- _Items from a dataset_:
=====

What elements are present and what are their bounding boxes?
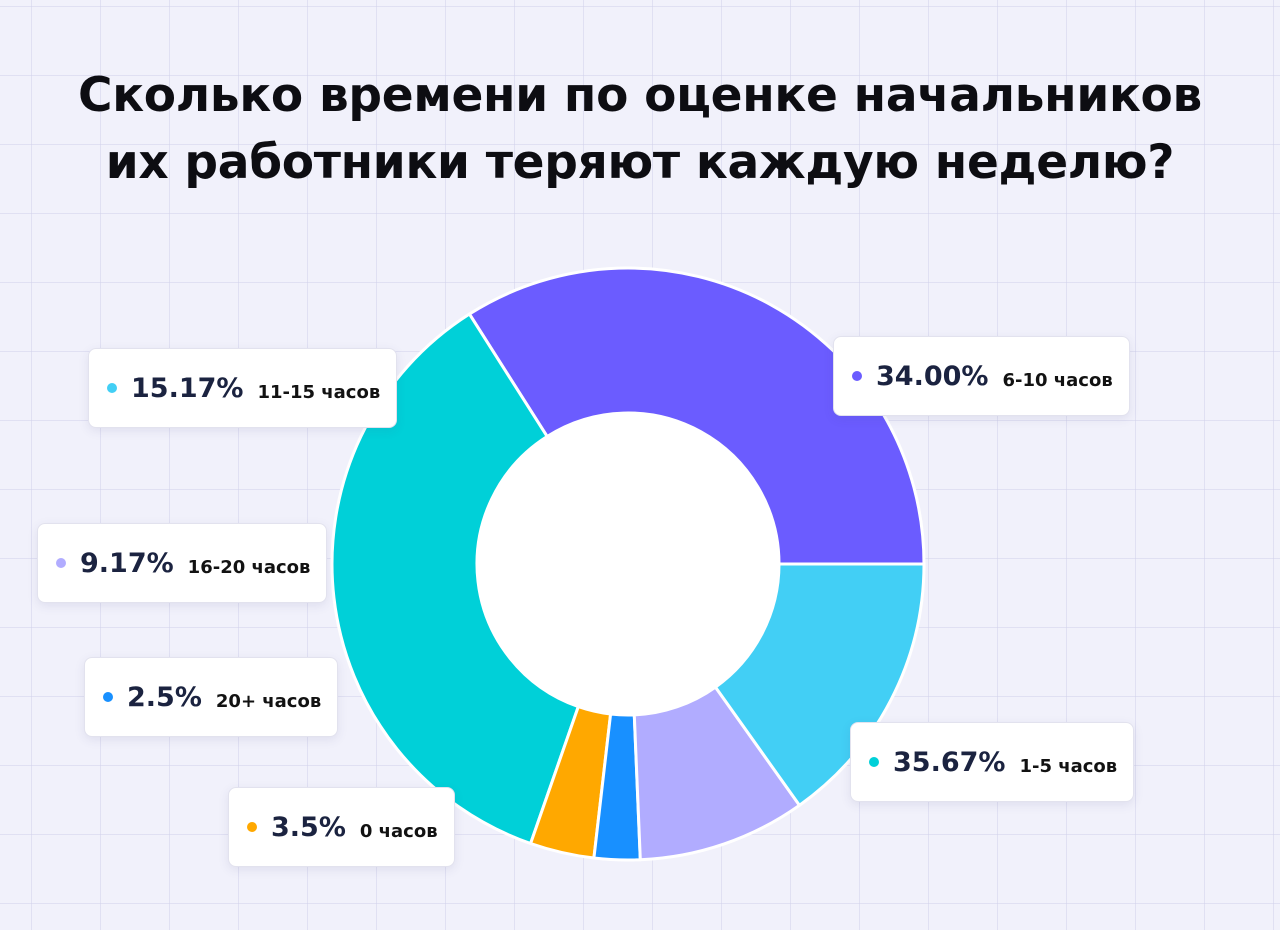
data-label-category-0: 0 часов <box>359 820 438 842</box>
chart-title: Сколько времени по оценке начальников их… <box>0 62 1280 196</box>
data-label-0: 3.5% 0 часов <box>228 787 455 867</box>
legend-dot-6-10 <box>852 371 862 381</box>
data-label-16-20: 9.17% 16-20 часов <box>37 523 328 603</box>
data-label-value-11-15: 15.17% <box>131 372 244 404</box>
data-label-category-11-15: 11-15 часов <box>257 381 381 403</box>
chart-title-line-1: Сколько времени по оценке начальников <box>78 68 1202 123</box>
data-label-1-5: 35.67% 1-5 часов <box>850 722 1135 802</box>
data-label-value-6-10: 34.00% <box>876 360 989 392</box>
data-label-category-1-5: 1-5 часов <box>1019 755 1118 777</box>
data-label-6-10: 34.00% 6-10 часов <box>833 336 1130 416</box>
data-label-category-20plus: 20+ часов <box>215 690 322 712</box>
legend-dot-0 <box>247 822 257 832</box>
data-label-value-20plus: 2.5% <box>127 681 202 713</box>
data-label-value-16-20: 9.17% <box>80 547 174 579</box>
data-label-category-6-10: 6-10 часов <box>1002 369 1113 391</box>
donut-hole <box>477 413 779 715</box>
chart-title-line-2: их работники теряют каждую неделю? <box>105 135 1175 190</box>
legend-dot-20plus <box>103 692 113 702</box>
legend-dot-11-15 <box>107 383 117 393</box>
data-label-value-1-5: 35.67% <box>893 746 1006 778</box>
data-label-category-16-20: 16-20 часов <box>187 556 311 578</box>
data-label-value-0: 3.5% <box>271 811 346 843</box>
legend-dot-16-20 <box>56 558 66 568</box>
data-label-20plus: 2.5% 20+ часов <box>84 657 339 737</box>
legend-dot-1-5 <box>869 757 879 767</box>
data-label-11-15: 15.17% 11-15 часов <box>88 348 398 428</box>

=====

- _Exercise_: Print every line of the data above without changing a character, and leave the pictures out.

- _Problem solution_:
What elements are present and what are their bounding boxes?
data-label-category-0: 0 часов <box>359 820 438 842</box>
chart-title: Сколько времени по оценке начальников их… <box>0 62 1280 196</box>
data-label-0: 3.5% 0 часов <box>228 787 455 867</box>
legend-dot-6-10 <box>852 371 862 381</box>
data-label-16-20: 9.17% 16-20 часов <box>37 523 328 603</box>
data-label-value-11-15: 15.17% <box>131 372 244 404</box>
data-label-category-11-15: 11-15 часов <box>257 381 381 403</box>
chart-title-line-1: Сколько времени по оценке начальников <box>78 68 1202 123</box>
data-label-1-5: 35.67% 1-5 часов <box>850 722 1135 802</box>
data-label-value-6-10: 34.00% <box>876 360 989 392</box>
data-label-category-1-5: 1-5 часов <box>1019 755 1118 777</box>
data-label-6-10: 34.00% 6-10 часов <box>833 336 1130 416</box>
data-label-category-20plus: 20+ часов <box>215 690 322 712</box>
legend-dot-0 <box>247 822 257 832</box>
data-label-value-20plus: 2.5% <box>127 681 202 713</box>
data-label-value-16-20: 9.17% <box>80 547 174 579</box>
data-label-category-6-10: 6-10 часов <box>1002 369 1113 391</box>
donut-hole <box>477 413 779 715</box>
chart-title-line-2: их работники теряют каждую неделю? <box>105 135 1175 190</box>
legend-dot-20plus <box>103 692 113 702</box>
legend-dot-11-15 <box>107 383 117 393</box>
data-label-value-1-5: 35.67% <box>893 746 1006 778</box>
data-label-category-16-20: 16-20 часов <box>187 556 311 578</box>
data-label-value-0: 3.5% <box>271 811 346 843</box>
legend-dot-16-20 <box>56 558 66 568</box>
data-label-20plus: 2.5% 20+ часов <box>84 657 339 737</box>
legend-dot-1-5 <box>869 757 879 767</box>
data-label-11-15: 15.17% 11-15 часов <box>88 348 398 428</box>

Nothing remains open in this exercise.